# Written instruction
Drop every picture and give the entries back exactly.

# Information supplied
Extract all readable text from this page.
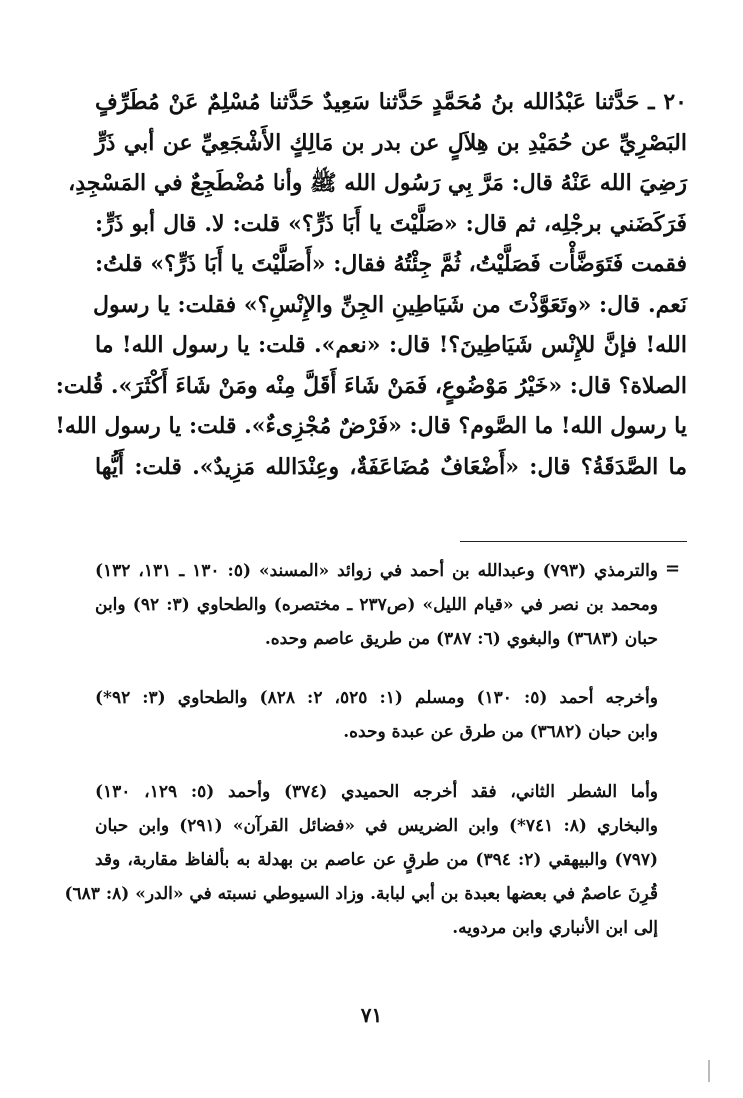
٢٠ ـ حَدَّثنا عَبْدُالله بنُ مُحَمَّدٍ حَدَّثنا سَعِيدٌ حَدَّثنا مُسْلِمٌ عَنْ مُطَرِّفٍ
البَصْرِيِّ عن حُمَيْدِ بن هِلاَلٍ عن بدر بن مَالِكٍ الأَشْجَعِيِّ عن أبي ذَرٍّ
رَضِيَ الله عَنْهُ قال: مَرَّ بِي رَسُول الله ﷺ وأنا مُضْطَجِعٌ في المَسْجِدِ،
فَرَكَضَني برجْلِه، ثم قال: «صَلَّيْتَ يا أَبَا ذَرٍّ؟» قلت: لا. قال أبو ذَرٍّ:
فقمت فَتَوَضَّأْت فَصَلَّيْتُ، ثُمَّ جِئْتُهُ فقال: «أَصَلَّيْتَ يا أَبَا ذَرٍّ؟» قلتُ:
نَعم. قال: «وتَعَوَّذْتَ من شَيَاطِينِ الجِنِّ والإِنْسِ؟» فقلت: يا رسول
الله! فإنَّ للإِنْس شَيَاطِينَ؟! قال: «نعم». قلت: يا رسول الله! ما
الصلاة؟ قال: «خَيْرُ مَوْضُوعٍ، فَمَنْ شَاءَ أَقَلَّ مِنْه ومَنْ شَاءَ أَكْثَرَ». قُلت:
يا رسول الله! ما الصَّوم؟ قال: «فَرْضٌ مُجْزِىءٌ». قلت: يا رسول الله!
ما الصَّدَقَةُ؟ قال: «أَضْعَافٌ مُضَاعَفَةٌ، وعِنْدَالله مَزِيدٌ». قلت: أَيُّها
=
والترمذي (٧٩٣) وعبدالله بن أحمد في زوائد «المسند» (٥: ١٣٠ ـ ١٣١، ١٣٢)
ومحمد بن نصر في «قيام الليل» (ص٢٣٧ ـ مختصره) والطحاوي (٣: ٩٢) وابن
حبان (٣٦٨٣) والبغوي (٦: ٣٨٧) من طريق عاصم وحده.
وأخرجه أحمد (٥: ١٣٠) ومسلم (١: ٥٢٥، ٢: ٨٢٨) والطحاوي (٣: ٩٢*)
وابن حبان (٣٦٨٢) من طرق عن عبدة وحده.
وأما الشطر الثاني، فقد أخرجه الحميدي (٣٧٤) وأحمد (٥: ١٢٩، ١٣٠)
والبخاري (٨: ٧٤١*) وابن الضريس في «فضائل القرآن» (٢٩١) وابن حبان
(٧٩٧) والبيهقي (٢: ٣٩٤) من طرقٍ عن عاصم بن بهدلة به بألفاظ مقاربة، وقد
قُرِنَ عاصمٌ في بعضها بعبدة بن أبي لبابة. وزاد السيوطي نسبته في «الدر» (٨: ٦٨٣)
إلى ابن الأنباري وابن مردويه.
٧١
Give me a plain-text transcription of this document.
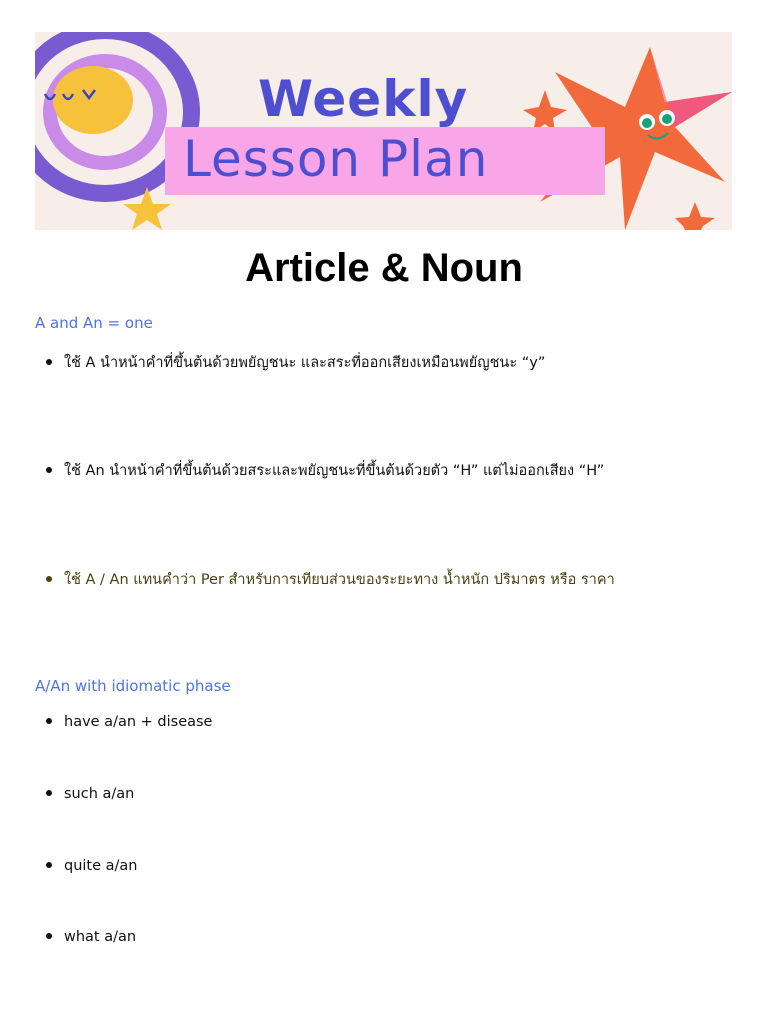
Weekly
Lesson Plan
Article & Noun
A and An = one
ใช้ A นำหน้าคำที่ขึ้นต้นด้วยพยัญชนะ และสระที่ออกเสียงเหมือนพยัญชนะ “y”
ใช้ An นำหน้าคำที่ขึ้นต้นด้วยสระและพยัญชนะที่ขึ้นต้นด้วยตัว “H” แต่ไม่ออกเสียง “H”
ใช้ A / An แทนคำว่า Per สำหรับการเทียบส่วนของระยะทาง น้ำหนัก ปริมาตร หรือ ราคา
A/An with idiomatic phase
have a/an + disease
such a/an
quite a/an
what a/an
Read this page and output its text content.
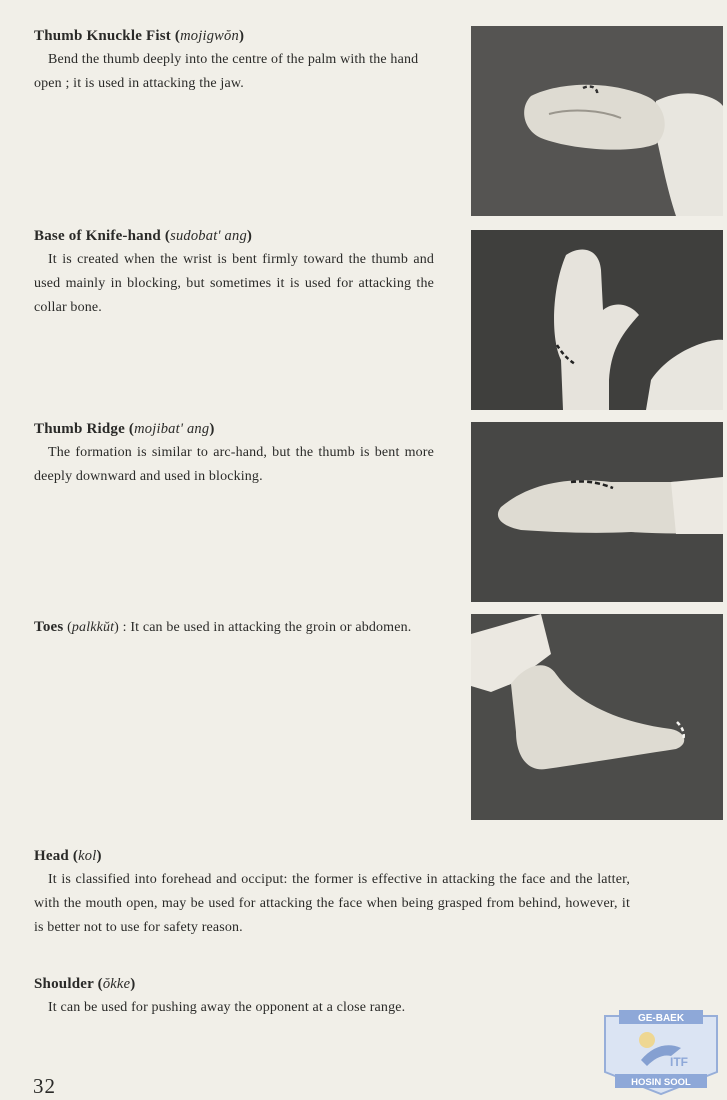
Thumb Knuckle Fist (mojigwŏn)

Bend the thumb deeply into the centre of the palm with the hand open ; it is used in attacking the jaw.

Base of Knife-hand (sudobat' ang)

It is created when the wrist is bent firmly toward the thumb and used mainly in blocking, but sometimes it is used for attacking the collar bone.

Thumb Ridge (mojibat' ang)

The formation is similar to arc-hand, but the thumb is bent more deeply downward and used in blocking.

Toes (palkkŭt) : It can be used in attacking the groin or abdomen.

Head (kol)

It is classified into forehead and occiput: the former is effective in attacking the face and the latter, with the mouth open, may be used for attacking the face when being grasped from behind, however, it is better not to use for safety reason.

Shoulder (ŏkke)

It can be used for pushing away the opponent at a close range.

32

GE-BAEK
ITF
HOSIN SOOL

# Answer in full
Extract all readable text from this page.
٢٠ ـ حَدَّثنا عَبْدُالله بنُ مُحَمَّدٍ حَدَّثنا سَعِيدٌ حَدَّثنا مُسْلِمٌ عَنْ مُطَرِّفٍ
البَصْرِيِّ عن حُمَيْدِ بن هِلاَلٍ عن بدر بن مَالِكٍ الأَشْجَعِيِّ عن أبي ذَرٍّ
رَضِيَ الله عَنْهُ قال: مَرَّ بِي رَسُول الله ﷺ وأنا مُضْطَجِعٌ في المَسْجِدِ،
فَرَكَضَني برجْلِه، ثم قال: «صَلَّيْتَ يا أَبَا ذَرٍّ؟» قلت: لا. قال أبو ذَرٍّ:
فقمت فَتَوَضَّأْت فَصَلَّيْتُ، ثُمَّ جِئْتُهُ فقال: «أَصَلَّيْتَ يا أَبَا ذَرٍّ؟» قلتُ:
نَعم. قال: «وتَعَوَّذْتَ من شَيَاطِينِ الجِنِّ والإِنْسِ؟» فقلت: يا رسول
الله! فإنَّ للإِنْس شَيَاطِينَ؟! قال: «نعم». قلت: يا رسول الله! ما
الصلاة؟ قال: «خَيْرُ مَوْضُوعٍ، فَمَنْ شَاءَ أَقَلَّ مِنْه ومَنْ شَاءَ أَكْثَرَ». قُلت:
يا رسول الله! ما الصَّوم؟ قال: «فَرْضٌ مُجْزِىءٌ». قلت: يا رسول الله!
ما الصَّدَقَةُ؟ قال: «أَضْعَافٌ مُضَاعَفَةٌ، وعِنْدَالله مَزِيدٌ». قلت: أَيُّها
=
والترمذي (٧٩٣) وعبدالله بن أحمد في زوائد «المسند» (٥: ١٣٠ ـ ١٣١، ١٣٢)
ومحمد بن نصر في «قيام الليل» (ص٢٣٧ ـ مختصره) والطحاوي (٣: ٩٢) وابن
حبان (٣٦٨٣) والبغوي (٦: ٣٨٧) من طريق عاصم وحده.
وأخرجه أحمد (٥: ١٣٠) ومسلم (١: ٥٢٥، ٢: ٨٢٨) والطحاوي (٣: ٩٢*)
وابن حبان (٣٦٨٢) من طرق عن عبدة وحده.
وأما الشطر الثاني، فقد أخرجه الحميدي (٣٧٤) وأحمد (٥: ١٢٩، ١٣٠)
والبخاري (٨: ٧٤١*) وابن الضريس في «فضائل القرآن» (٢٩١) وابن حبان
(٧٩٧) والبيهقي (٢: ٣٩٤) من طرقٍ عن عاصم بن بهدلة به بألفاظ مقاربة، وقد
قُرِنَ عاصمٌ في بعضها بعبدة بن أبي لبابة. وزاد السيوطي نسبته في «الدر» (٨: ٦٨٣)
إلى ابن الأنباري وابن مردويه.
٧١
Give me a plain-text transcription of this document.
Weekly
Lesson Plan
Article & Noun
A and An = one
ใช้ A นำหน้าคำที่ขึ้นต้นด้วยพยัญชนะ และสระที่ออกเสียงเหมือนพยัญชนะ “y”
ใช้ An นำหน้าคำที่ขึ้นต้นด้วยสระและพยัญชนะที่ขึ้นต้นด้วยตัว “H” แต่ไม่ออกเสียง “H”
ใช้ A / An แทนคำว่า Per สำหรับการเทียบส่วนของระยะทาง น้ำหนัก ปริมาตร หรือ ราคา
A/An with idiomatic phase
have a/an + disease
such a/an
quite a/an
what a/an
Read this page and output its text content.
Thumb Knuckle Fist (mojigwŏn)

Bend the thumb deeply into the centre of the palm with the hand open ; it is used in attacking the jaw.

Base of Knife-hand (sudobat' ang)

It is created when the wrist is bent firmly toward the thumb and used mainly in blocking, but sometimes it is used for attacking the collar bone.

Thumb Ridge (mojibat' ang)

The formation is similar to arc-hand, but the thumb is bent more deeply downward and used in blocking.

Toes (palkkŭt) : It can be used in attacking the groin or abdomen.

Head (kol)

It is classified into forehead and occiput: the former is effective in attacking the face and the latter, with the mouth open, may be used for attacking the face when being grasped from behind, however, it is better not to use for safety reason.

Shoulder (ŏkke)

It can be used for pushing away the opponent at a close range.

32

GE-BAEK
ITF
HOSIN SOOL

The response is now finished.